- **Data items**:
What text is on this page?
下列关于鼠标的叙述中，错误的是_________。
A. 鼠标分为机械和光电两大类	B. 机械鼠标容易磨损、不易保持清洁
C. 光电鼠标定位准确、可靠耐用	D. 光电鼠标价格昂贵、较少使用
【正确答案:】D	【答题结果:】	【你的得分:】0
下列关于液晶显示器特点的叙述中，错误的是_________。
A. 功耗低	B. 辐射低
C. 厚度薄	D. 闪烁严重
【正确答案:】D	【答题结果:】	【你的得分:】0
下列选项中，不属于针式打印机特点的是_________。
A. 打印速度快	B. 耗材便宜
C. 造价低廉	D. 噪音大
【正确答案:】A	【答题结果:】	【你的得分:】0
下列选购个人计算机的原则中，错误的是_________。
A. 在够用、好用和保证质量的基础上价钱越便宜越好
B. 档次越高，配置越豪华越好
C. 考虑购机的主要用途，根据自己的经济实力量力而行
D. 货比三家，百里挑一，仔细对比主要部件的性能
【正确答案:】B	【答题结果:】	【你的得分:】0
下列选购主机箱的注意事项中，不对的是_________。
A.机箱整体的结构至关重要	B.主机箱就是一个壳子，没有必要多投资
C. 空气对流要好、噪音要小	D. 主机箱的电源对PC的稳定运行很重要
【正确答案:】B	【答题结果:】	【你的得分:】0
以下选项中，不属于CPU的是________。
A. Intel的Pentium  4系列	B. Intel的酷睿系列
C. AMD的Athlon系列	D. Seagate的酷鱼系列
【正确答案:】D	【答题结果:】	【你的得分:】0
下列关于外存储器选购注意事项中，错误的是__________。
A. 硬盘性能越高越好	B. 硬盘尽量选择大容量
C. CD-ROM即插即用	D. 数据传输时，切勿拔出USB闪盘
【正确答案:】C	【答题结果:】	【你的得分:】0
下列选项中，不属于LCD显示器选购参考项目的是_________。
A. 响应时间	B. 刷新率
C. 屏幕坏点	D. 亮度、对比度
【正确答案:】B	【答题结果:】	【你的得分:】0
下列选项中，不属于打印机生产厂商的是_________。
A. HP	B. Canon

---

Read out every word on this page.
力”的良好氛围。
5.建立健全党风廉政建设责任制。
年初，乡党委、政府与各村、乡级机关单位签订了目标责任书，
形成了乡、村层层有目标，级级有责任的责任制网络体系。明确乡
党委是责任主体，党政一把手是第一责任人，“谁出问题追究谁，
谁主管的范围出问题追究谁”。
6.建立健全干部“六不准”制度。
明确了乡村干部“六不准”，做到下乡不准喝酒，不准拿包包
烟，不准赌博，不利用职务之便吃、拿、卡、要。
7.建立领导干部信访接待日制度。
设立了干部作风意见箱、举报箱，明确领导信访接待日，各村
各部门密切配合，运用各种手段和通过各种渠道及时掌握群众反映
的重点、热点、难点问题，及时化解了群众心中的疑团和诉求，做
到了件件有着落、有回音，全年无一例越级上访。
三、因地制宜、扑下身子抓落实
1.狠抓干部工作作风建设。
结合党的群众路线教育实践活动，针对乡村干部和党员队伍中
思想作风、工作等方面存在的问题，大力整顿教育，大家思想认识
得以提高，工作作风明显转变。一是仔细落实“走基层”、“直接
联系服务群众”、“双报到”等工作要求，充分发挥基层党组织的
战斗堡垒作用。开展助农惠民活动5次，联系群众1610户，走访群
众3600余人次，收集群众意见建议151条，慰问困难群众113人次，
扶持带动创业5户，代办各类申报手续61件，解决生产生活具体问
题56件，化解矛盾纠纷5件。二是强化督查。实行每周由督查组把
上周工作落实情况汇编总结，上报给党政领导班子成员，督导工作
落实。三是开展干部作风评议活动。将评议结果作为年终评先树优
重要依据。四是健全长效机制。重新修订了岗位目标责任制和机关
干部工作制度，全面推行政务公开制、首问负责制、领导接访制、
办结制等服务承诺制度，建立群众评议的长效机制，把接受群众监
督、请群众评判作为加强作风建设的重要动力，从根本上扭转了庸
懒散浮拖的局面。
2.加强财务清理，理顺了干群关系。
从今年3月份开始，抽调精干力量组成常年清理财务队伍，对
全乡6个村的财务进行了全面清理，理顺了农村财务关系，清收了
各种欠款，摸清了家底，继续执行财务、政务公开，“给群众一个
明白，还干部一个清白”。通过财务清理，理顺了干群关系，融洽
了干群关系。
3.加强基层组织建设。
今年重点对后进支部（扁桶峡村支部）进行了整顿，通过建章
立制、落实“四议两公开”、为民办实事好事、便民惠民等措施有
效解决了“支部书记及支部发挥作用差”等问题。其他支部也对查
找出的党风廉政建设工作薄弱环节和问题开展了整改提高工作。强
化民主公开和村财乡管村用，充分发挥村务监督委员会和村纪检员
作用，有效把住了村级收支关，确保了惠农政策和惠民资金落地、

---

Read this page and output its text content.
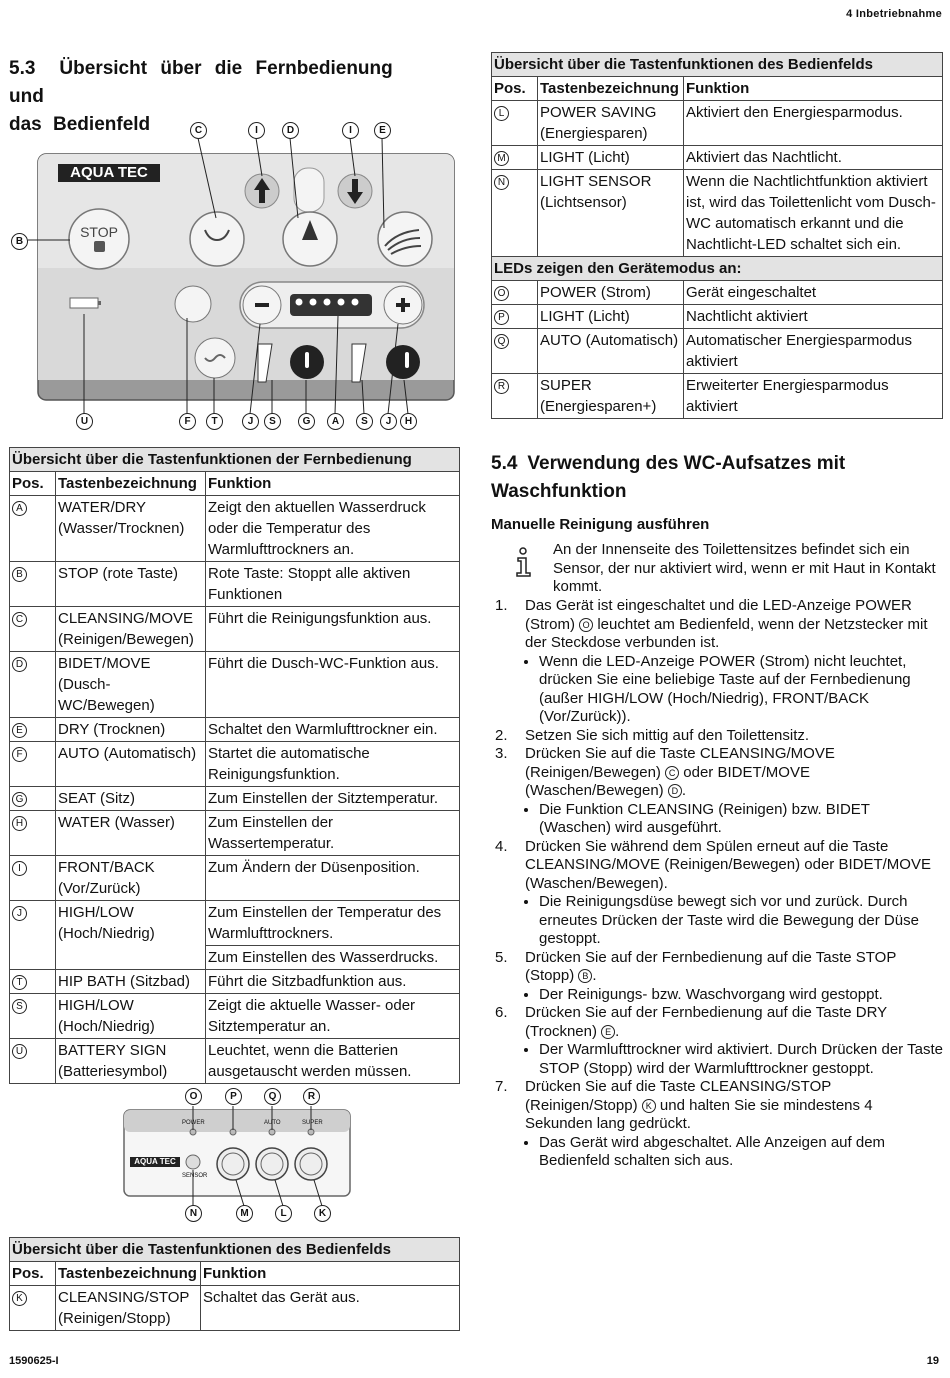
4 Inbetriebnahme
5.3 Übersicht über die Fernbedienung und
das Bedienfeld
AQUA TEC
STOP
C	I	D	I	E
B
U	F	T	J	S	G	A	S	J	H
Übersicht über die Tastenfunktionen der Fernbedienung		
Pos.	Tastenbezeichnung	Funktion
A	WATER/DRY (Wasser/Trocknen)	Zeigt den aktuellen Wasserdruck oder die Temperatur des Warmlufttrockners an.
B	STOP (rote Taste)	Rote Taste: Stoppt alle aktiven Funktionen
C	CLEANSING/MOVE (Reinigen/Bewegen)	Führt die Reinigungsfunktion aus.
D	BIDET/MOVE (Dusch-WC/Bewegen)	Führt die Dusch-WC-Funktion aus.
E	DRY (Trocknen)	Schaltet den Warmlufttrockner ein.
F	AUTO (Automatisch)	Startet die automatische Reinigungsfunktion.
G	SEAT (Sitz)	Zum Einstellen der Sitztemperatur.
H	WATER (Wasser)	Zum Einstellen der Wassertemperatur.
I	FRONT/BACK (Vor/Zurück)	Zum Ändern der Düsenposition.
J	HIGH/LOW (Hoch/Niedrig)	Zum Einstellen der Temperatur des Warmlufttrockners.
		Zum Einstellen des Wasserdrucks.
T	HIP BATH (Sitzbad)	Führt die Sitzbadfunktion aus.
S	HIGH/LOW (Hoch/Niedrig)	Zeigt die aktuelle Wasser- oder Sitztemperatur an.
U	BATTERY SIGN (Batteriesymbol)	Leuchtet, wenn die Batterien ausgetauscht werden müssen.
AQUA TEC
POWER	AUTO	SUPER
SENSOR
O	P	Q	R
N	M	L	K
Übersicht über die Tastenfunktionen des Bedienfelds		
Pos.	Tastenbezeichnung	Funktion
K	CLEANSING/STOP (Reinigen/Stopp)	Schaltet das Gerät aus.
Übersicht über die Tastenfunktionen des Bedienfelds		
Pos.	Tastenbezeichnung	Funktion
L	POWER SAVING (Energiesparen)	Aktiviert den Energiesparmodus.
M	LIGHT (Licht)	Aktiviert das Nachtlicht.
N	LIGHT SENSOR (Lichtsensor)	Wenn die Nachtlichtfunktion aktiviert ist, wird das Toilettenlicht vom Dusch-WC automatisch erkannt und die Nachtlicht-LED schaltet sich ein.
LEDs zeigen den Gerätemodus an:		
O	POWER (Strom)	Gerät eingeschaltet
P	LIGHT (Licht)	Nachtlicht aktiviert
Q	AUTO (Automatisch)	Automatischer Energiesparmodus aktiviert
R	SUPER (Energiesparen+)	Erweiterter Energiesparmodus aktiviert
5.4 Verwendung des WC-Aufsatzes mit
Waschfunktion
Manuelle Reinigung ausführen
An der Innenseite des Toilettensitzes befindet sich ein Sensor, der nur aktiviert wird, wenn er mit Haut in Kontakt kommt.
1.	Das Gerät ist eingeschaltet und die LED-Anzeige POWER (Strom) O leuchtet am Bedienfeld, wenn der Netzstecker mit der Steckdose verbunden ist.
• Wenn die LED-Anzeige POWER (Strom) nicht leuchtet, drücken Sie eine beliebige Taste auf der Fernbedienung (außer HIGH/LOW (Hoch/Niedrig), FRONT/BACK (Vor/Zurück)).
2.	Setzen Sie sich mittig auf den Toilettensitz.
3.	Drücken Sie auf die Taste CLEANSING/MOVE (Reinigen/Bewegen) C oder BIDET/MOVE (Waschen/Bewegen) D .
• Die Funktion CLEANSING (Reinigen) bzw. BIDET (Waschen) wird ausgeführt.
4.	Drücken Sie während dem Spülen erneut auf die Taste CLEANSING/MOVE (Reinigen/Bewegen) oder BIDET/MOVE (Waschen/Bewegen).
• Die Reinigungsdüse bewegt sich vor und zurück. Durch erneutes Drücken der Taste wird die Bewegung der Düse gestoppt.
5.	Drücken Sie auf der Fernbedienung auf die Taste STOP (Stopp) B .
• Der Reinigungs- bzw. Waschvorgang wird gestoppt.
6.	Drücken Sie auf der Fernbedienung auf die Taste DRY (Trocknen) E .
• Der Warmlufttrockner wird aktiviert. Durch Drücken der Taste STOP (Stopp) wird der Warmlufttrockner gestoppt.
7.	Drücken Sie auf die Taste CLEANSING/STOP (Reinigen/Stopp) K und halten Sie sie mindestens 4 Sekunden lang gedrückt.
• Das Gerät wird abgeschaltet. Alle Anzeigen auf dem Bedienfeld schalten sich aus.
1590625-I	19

- **Short task**: Scan the material above. Return every line containing the string "Read".

- **Solution to this exercise**:
Read out every word on this page.
Read this page and output its text content.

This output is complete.